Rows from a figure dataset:
☆ ☆ ☆

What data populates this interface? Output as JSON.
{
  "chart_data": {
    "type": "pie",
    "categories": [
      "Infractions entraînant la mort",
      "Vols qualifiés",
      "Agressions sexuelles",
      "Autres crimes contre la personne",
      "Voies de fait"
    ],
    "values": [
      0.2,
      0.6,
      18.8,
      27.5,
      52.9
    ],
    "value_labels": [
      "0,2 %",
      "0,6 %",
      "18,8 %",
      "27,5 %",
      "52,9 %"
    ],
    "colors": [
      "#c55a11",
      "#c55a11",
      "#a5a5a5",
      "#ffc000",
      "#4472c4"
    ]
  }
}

☆ ☆ ☆

Exercise instructions:
Repeat all the entries word for word.

Output below:
What data populates this interface? Output as JSON.
{
  "chart_data": {
    "type": "pie",
    "categories": [
      "Infractions entraînant la mort",
      "Vols qualifiés",
      "Agressions sexuelles",
      "Autres crimes contre la personne",
      "Voies de fait"
    ],
    "values": [
      0.2,
      0.6,
      18.8,
      27.5,
      52.9
    ],
    "value_labels": [
      "0,2 %",
      "0,6 %",
      "18,8 %",
      "27,5 %",
      "52,9 %"
    ],
    "colors": [
      "#c55a11",
      "#c55a11",
      "#a5a5a5",
      "#ffc000",
      "#4472c4"
    ]
  }
}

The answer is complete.